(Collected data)
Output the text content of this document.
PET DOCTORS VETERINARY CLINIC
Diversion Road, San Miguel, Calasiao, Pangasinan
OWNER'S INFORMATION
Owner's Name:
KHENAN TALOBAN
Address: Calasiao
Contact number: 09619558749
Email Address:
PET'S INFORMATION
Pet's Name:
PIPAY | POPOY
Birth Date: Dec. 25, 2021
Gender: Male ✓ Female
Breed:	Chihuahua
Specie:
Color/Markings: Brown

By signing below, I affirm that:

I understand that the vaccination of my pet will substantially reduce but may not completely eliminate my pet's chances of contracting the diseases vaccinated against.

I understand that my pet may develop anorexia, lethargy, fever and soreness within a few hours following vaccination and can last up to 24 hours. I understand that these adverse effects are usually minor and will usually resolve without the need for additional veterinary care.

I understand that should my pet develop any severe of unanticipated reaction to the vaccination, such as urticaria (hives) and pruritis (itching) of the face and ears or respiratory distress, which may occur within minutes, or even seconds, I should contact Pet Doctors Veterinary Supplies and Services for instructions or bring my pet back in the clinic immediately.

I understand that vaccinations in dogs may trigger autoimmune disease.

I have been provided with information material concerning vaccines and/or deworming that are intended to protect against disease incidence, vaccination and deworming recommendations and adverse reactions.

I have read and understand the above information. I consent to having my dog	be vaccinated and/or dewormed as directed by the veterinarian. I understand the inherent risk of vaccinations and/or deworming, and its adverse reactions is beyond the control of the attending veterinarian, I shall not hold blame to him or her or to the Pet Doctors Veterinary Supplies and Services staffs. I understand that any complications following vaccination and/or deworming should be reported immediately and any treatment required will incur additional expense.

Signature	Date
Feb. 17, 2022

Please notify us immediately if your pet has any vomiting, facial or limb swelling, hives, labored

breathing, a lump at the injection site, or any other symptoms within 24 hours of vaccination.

- What this task involves: Write out all the lines again, exactly as they are.

- Reply:
Output the text content of this document.
PET DOCTORS VETERINARY CLINIC
Diversion Road, San Miguel, Calasiao, Pangasinan
OWNER'S INFORMATION
Owner's Name:
KHENAN TALOBAN
Address: Calasiao
Contact number: 09619558749
Email Address:
PET'S INFORMATION
Pet's Name:
PIPAY | POPOY
Birth Date: Dec. 25, 2021
Gender: Male ✓ Female
Breed:	Chihuahua
Specie:
Color/Markings: Brown

By signing below, I affirm that:

I understand that the vaccination of my pet will substantially reduce but may not completely eliminate my pet's chances of contracting the diseases vaccinated against.

I understand that my pet may develop anorexia, lethargy, fever and soreness within a few hours following vaccination and can last up to 24 hours. I understand that these adverse effects are usually minor and will usually resolve without the need for additional veterinary care.

I understand that should my pet develop any severe of unanticipated reaction to the vaccination, such as urticaria (hives) and pruritis (itching) of the face and ears or respiratory distress, which may occur within minutes, or even seconds, I should contact Pet Doctors Veterinary Supplies and Services for instructions or bring my pet back in the clinic immediately.

I understand that vaccinations in dogs may trigger autoimmune disease.

I have been provided with information material concerning vaccines and/or deworming that are intended to protect against disease incidence, vaccination and deworming recommendations and adverse reactions.

I have read and understand the above information. I consent to having my dog	be vaccinated and/or dewormed as directed by the veterinarian. I understand the inherent risk of vaccinations and/or deworming, and its adverse reactions is beyond the control of the attending veterinarian, I shall not hold blame to him or her or to the Pet Doctors Veterinary Supplies and Services staffs. I understand that any complications following vaccination and/or deworming should be reported immediately and any treatment required will incur additional expense.

Signature	Date
Feb. 17, 2022

Please notify us immediately if your pet has any vomiting, facial or limb swelling, hives, labored

breathing, a lump at the injection site, or any other symptoms within 24 hours of vaccination.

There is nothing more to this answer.